-- TASK INSTRUCTIONS --
Every entry that follows should be repeated exactly; drop the images.

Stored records
§ §

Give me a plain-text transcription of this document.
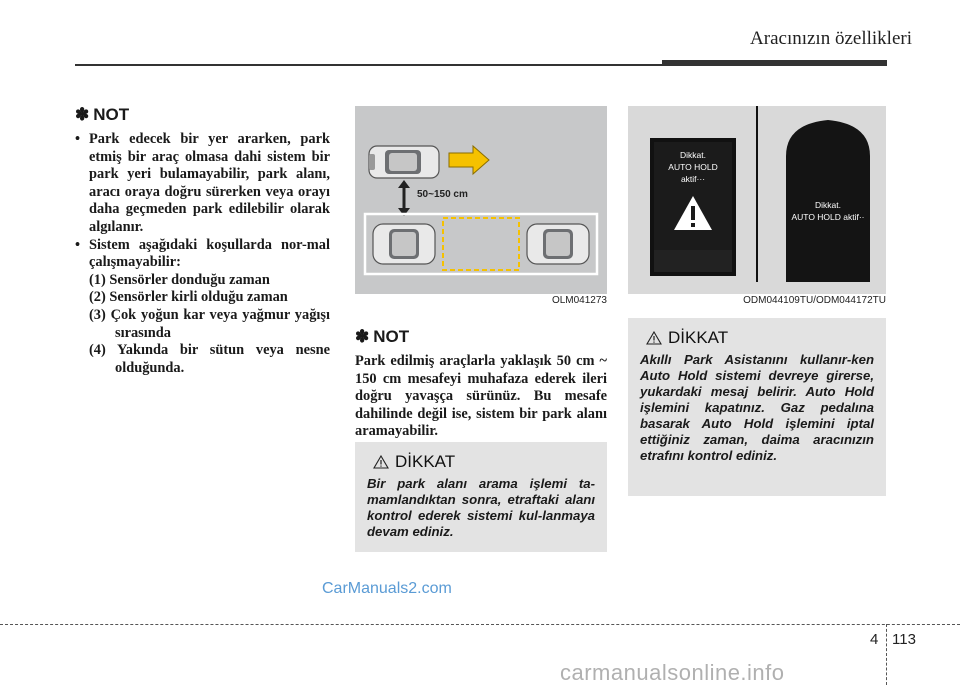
Aracınızın özellikleri
✽ NOT
• Park edecek bir yer ararken, park etmiş bir araç olmasa dahi sistem bir park yeri bulamayabilir, park alanı, aracı oraya doğru sürerken veya orayı daha geçmeden park edilebilir olarak algılanır.
• Sistem aşağıdaki koşullarda nor-mal çalışmayabilir:
(1) Sensörler donduğu zaman
(2) Sensörler kirli olduğu zaman
(3) Çok yoğun kar veya yağmur yağışı sırasında
(4) Yakında bir sütun veya nesne olduğunda.
50~150 cm
OLM041273
Dikkat.
AUTO HOLD
aktif···
Dikkat.
AUTO HOLD aktif··
ODM044109TU/ODM044172TU
✽ NOT

Park edilmiş araçlarla yaklaşık 50 cm ~ 150 cm mesafeyi muhafaza ederek ileri doğru yavaşça sürünüz. Bu mesafe dahilinde değil ise, sistem bir park alanı aramayabilir.

DİKKAT
Bir park alanı arama işlemi ta-mamlandıktan sonra, etraftaki alanı kontrol ederek sistemi kul-lanmaya devam ediniz.
DİKKAT
Akıllı Park Asistanını kullanır-ken Auto Hold sistemi devreye girerse, yukardaki mesaj belirir. Auto Hold işlemini kapatınız. Gaz pedalına basarak Auto Hold işlemini iptal ettiğiniz zaman, daima aracınızın etrafını kontrol ediniz.
CarManuals2.com
4 113
carmanualsonline.info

§ §

-- ANSWER FOR THIS EXERCISE --
Give me a plain-text transcription of this document.
Aracınızın özellikleri
✽ NOT
• Park edecek bir yer ararken, park etmiş bir araç olmasa dahi sistem bir park yeri bulamayabilir, park alanı, aracı oraya doğru sürerken veya orayı daha geçmeden park edilebilir olarak algılanır.
• Sistem aşağıdaki koşullarda nor-mal çalışmayabilir:
(1) Sensörler donduğu zaman
(2) Sensörler kirli olduğu zaman
(3) Çok yoğun kar veya yağmur yağışı sırasında
(4) Yakında bir sütun veya nesne olduğunda.
50~150 cm
OLM041273
Dikkat.
AUTO HOLD
aktif···
Dikkat.
AUTO HOLD aktif··
ODM044109TU/ODM044172TU
✽ NOT

Park edilmiş araçlarla yaklaşık 50 cm ~ 150 cm mesafeyi muhafaza ederek ileri doğru yavaşça sürünüz. Bu mesafe dahilinde değil ise, sistem bir park alanı aramayabilir.

DİKKAT
Bir park alanı arama işlemi ta-mamlandıktan sonra, etraftaki alanı kontrol ederek sistemi kul-lanmaya devam ediniz.
DİKKAT
Akıllı Park Asistanını kullanır-ken Auto Hold sistemi devreye girerse, yukardaki mesaj belirir. Auto Hold işlemini kapatınız. Gaz pedalına basarak Auto Hold işlemini iptal ettiğiniz zaman, daima aracınızın etrafını kontrol ediniz.
CarManuals2.com
4 113
carmanualsonline.info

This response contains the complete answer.